- What this task involves -
Find and copy each line of the records where the string "xlsx" shows up.

- Input data -
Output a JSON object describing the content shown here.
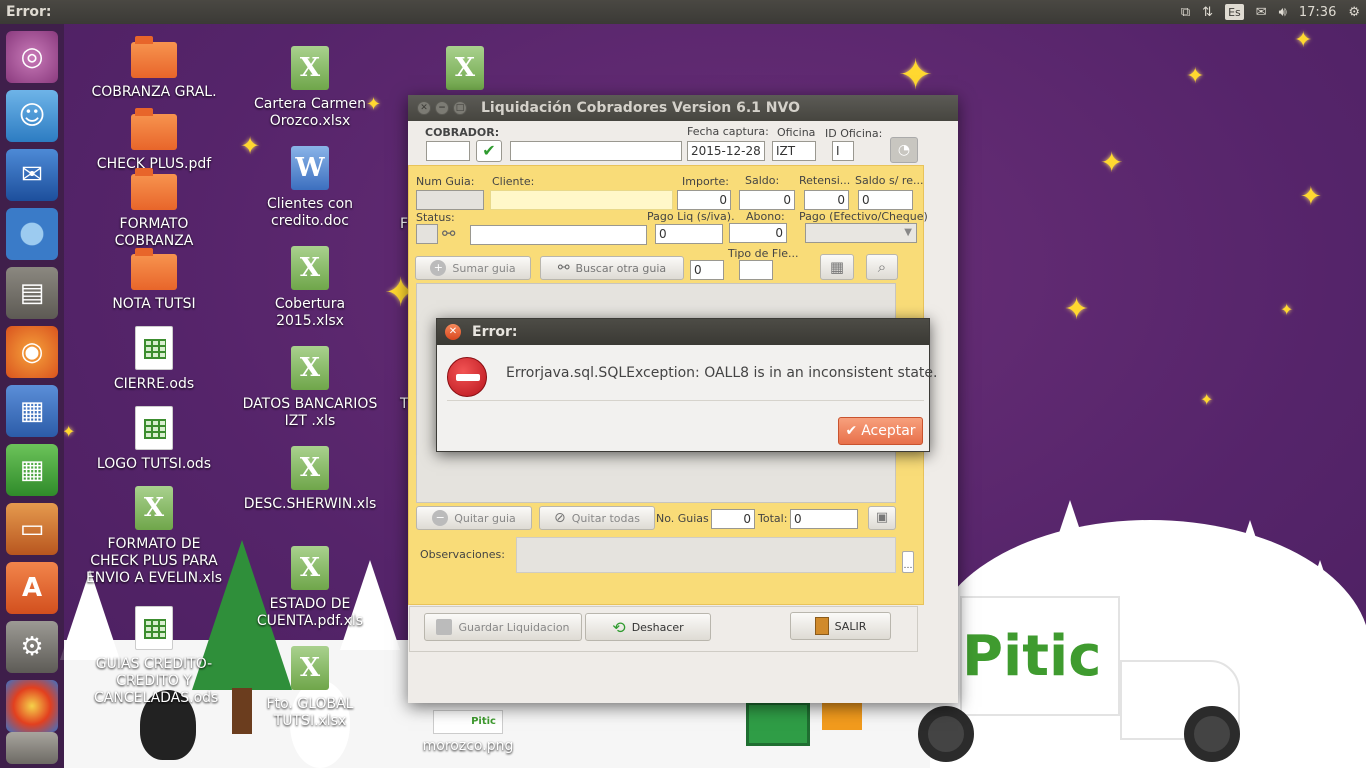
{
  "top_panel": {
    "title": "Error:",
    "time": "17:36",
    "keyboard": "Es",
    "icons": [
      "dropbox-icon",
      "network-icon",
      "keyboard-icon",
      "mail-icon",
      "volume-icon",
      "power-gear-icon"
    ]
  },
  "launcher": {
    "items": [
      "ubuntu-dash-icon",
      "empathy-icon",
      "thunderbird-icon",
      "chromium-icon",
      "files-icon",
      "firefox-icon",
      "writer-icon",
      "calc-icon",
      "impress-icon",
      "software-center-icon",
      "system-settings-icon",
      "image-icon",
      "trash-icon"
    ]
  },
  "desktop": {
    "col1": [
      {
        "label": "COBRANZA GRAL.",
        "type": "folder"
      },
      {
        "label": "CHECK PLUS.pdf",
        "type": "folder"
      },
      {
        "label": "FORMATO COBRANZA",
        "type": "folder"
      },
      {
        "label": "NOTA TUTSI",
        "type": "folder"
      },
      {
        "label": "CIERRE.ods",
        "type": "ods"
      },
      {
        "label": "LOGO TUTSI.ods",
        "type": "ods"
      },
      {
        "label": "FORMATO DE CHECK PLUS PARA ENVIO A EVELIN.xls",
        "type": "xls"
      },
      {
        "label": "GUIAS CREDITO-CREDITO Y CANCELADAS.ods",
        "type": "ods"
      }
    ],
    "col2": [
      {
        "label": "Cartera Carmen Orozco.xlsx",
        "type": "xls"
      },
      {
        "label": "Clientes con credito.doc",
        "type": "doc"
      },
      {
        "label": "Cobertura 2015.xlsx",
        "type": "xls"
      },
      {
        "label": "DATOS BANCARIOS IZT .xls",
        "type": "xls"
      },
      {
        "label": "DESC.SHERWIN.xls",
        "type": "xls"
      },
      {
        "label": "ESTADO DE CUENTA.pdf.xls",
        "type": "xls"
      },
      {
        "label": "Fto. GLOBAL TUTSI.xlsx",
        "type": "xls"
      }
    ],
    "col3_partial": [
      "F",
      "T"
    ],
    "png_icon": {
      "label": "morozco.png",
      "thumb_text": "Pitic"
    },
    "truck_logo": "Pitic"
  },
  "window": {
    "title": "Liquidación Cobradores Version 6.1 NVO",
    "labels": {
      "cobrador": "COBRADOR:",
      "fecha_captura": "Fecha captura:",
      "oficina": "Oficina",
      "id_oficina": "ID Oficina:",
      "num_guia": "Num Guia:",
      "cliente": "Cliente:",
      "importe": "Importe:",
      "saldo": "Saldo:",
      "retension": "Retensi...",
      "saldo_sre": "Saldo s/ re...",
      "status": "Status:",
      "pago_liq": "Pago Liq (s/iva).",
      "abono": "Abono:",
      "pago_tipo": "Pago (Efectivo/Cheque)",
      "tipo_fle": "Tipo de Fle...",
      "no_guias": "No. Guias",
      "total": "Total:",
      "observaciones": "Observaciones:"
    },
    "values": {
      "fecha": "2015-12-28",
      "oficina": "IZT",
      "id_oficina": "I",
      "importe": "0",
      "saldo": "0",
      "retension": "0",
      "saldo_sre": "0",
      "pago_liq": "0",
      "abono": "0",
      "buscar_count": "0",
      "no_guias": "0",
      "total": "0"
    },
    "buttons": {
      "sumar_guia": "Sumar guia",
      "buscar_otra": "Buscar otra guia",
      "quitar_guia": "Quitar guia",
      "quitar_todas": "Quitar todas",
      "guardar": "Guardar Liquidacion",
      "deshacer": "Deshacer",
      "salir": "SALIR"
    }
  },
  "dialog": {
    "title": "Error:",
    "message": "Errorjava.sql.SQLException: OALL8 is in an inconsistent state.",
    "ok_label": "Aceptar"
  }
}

---

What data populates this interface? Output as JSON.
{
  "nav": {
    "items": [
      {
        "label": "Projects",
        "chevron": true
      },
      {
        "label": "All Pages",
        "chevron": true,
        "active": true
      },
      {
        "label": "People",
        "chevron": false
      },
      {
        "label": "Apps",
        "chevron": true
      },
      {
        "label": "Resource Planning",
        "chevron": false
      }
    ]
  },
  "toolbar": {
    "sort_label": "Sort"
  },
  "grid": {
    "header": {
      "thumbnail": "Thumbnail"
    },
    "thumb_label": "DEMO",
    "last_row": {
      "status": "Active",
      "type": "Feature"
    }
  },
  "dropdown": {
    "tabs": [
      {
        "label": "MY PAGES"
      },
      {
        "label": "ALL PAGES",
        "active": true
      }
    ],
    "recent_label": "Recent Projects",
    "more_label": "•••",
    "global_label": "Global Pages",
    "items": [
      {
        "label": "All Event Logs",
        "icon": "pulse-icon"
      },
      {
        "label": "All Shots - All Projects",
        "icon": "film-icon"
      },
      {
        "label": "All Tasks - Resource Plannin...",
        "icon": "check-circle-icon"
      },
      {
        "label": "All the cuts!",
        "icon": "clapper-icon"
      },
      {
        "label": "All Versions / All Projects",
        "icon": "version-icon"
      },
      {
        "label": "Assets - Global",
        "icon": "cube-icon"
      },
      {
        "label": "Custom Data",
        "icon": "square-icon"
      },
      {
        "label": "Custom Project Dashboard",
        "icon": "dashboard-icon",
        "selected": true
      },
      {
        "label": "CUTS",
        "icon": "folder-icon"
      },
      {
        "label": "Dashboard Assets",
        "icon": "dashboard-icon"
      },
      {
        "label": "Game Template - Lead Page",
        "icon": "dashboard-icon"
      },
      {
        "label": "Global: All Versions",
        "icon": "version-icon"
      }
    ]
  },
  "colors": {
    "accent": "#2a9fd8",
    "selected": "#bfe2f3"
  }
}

* * *

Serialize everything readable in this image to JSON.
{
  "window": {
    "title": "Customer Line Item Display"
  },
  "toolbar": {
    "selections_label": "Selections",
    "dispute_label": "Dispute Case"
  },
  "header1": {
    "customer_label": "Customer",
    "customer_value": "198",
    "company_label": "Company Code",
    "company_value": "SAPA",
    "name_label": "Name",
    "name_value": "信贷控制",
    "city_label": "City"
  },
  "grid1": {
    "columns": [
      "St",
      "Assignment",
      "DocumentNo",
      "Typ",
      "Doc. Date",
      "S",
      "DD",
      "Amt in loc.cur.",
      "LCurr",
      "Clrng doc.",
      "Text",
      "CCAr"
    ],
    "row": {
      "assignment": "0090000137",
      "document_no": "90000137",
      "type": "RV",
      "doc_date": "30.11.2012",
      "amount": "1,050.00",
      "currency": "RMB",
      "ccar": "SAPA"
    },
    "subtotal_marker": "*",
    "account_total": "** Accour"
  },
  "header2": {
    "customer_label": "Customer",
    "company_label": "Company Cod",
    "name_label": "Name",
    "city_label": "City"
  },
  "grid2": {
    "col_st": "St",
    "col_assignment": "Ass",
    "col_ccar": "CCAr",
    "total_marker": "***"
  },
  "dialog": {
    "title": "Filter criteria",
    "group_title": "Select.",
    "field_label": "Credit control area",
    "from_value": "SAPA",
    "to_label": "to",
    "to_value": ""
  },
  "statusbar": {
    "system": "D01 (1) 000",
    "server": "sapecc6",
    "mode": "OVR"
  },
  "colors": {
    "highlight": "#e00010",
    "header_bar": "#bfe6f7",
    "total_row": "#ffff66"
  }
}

- Result for this exercise -
        "label": "Cartera Carmen Orozco.xlsx",
        "label": "Cobertura 2015.xlsx",
        "label": "Fto. GLOBAL TUTSI.xlsx",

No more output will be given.